■ Directions for this task
Determine how many lines hold "sebagai" and give only that number.

■ Data shown
──────

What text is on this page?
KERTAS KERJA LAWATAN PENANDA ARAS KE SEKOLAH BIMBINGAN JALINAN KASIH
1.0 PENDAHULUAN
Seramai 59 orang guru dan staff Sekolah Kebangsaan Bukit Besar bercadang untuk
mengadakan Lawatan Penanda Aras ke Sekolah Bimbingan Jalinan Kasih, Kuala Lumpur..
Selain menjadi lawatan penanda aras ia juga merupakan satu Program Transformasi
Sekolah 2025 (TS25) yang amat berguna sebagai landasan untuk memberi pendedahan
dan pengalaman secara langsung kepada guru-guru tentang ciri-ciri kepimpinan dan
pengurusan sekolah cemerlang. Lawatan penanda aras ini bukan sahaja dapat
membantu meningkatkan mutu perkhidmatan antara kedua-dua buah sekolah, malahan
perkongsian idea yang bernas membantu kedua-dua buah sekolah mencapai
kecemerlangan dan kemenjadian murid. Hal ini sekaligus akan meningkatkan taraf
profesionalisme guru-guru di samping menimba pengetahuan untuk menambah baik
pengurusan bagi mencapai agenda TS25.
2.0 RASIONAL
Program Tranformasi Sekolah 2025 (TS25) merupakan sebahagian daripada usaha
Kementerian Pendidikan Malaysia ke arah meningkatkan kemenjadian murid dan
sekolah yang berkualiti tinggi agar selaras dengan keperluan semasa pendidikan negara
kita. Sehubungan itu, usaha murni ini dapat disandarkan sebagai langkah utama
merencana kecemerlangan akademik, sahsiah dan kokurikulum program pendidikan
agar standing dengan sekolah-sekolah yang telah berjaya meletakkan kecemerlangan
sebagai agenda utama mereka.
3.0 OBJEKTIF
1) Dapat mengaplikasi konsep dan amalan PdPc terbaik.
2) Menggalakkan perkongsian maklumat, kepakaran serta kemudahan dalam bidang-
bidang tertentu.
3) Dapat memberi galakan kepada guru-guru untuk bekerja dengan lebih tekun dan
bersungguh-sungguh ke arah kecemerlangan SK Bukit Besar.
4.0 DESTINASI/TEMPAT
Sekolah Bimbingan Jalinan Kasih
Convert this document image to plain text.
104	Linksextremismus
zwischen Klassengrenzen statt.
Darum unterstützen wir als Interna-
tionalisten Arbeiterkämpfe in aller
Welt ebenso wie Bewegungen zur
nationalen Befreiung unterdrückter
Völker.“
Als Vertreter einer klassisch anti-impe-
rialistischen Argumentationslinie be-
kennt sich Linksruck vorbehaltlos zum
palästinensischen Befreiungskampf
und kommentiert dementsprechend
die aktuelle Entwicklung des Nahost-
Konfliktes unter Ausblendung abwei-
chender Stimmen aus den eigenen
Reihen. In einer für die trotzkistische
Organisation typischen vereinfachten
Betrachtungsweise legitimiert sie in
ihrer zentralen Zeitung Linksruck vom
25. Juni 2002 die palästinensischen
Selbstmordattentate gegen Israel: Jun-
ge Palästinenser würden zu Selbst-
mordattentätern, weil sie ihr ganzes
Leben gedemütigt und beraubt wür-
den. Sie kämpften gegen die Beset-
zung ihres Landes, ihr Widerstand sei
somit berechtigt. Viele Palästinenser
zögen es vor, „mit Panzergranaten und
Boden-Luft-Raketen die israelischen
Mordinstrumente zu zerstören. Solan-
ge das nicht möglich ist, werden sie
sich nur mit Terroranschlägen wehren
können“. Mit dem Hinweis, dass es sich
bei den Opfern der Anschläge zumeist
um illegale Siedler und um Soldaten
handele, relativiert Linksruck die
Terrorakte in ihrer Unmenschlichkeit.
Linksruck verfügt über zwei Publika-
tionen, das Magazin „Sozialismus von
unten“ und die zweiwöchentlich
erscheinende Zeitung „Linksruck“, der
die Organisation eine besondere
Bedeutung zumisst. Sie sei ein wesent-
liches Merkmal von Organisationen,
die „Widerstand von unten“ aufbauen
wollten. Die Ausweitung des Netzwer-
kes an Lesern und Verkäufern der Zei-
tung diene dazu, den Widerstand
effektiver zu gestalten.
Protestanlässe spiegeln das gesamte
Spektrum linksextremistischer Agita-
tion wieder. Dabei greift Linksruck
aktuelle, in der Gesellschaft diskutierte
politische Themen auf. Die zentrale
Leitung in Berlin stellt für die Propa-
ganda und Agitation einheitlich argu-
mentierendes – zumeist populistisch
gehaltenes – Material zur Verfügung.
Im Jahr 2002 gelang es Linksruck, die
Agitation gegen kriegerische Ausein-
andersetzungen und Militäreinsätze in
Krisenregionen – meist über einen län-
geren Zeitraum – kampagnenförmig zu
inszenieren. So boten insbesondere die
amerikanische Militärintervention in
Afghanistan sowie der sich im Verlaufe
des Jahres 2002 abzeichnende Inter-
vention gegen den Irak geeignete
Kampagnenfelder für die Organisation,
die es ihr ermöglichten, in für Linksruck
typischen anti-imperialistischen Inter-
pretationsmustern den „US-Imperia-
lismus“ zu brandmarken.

──────

■ Finished exercise
3